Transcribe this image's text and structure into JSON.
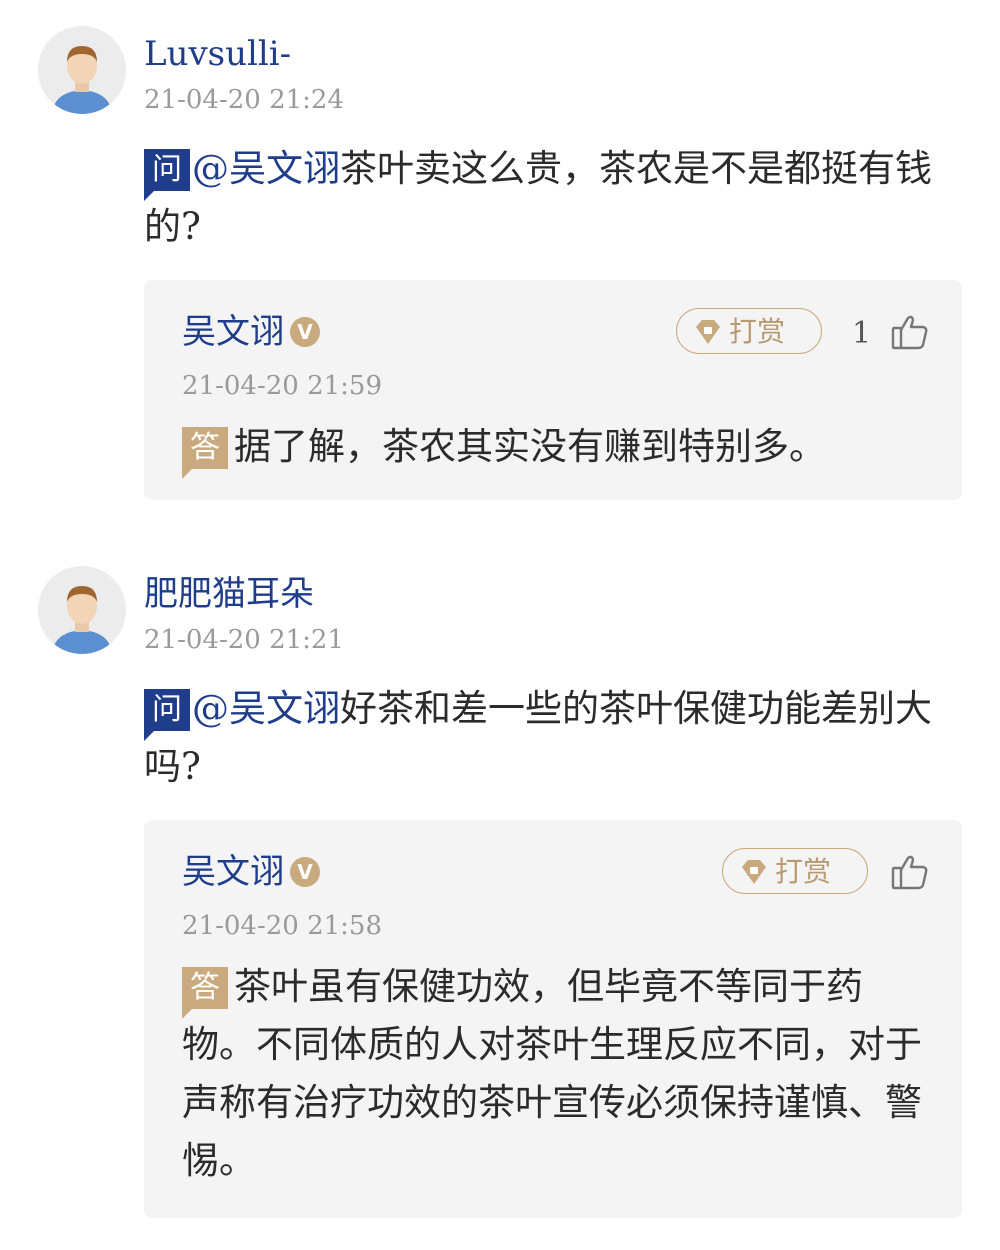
{
  "threads": [
    {
      "user": "Luvsulli-",
      "time": "21-04-20 21:24",
      "q_badge": "问",
      "mention": "@吴文诩",
      "question": "茶叶卖这么贵，茶农是不是都挺有钱的?",
      "answer": {
        "name": "吴文诩",
        "verified": "V",
        "tip_label": "打赏",
        "likes": "1",
        "time": "21-04-20 21:59",
        "a_badge": "答",
        "text": "据了解，茶农其实没有赚到特别多。"
      }
    },
    {
      "user": "肥肥猫耳朵",
      "time": "21-04-20 21:21",
      "q_badge": "问",
      "mention": "@吴文诩",
      "question": "好茶和差一些的茶叶保健功能差别大吗?",
      "answer": {
        "name": "吴文诩",
        "verified": "V",
        "tip_label": "打赏",
        "likes": "",
        "time": "21-04-20 21:58",
        "a_badge": "答",
        "text": "茶叶虽有保健功效，但毕竟不等同于药物。不同体质的人对茶叶生理反应不同，对于声称有治疗功效的茶叶宣传必须保持谨慎、警惕。"
      }
    }
  ],
  "icons": {
    "avatar": "default-avatar-icon",
    "tip": "diamond-icon",
    "like": "thumbs-up-icon",
    "verified": "verified-badge-icon"
  },
  "colors": {
    "brand_blue": "#1f3d8a",
    "gold": "#c9a97e",
    "card_bg": "#f4f4f4",
    "muted": "#9a9a9a"
  }
}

***

Set task: Except for the pictures, give all the material above again verbatim.

Final answer:
Transcribe this image's text and structure into JSON.
{
  "threads": [
    {
      "user": "Luvsulli-",
      "time": "21-04-20 21:24",
      "q_badge": "问",
      "mention": "@吴文诩",
      "question": "茶叶卖这么贵，茶农是不是都挺有钱的?",
      "answer": {
        "name": "吴文诩",
        "verified": "V",
        "tip_label": "打赏",
        "likes": "1",
        "time": "21-04-20 21:59",
        "a_badge": "答",
        "text": "据了解，茶农其实没有赚到特别多。"
      }
    },
    {
      "user": "肥肥猫耳朵",
      "time": "21-04-20 21:21",
      "q_badge": "问",
      "mention": "@吴文诩",
      "question": "好茶和差一些的茶叶保健功能差别大吗?",
      "answer": {
        "name": "吴文诩",
        "verified": "V",
        "tip_label": "打赏",
        "likes": "",
        "time": "21-04-20 21:58",
        "a_badge": "答",
        "text": "茶叶虽有保健功效，但毕竟不等同于药物。不同体质的人对茶叶生理反应不同，对于声称有治疗功效的茶叶宣传必须保持谨慎、警惕。"
      }
    }
  ],
  "icons": {
    "avatar": "default-avatar-icon",
    "tip": "diamond-icon",
    "like": "thumbs-up-icon",
    "verified": "verified-badge-icon"
  },
  "colors": {
    "brand_blue": "#1f3d8a",
    "gold": "#c9a97e",
    "card_bg": "#f4f4f4",
    "muted": "#9a9a9a"
  }
}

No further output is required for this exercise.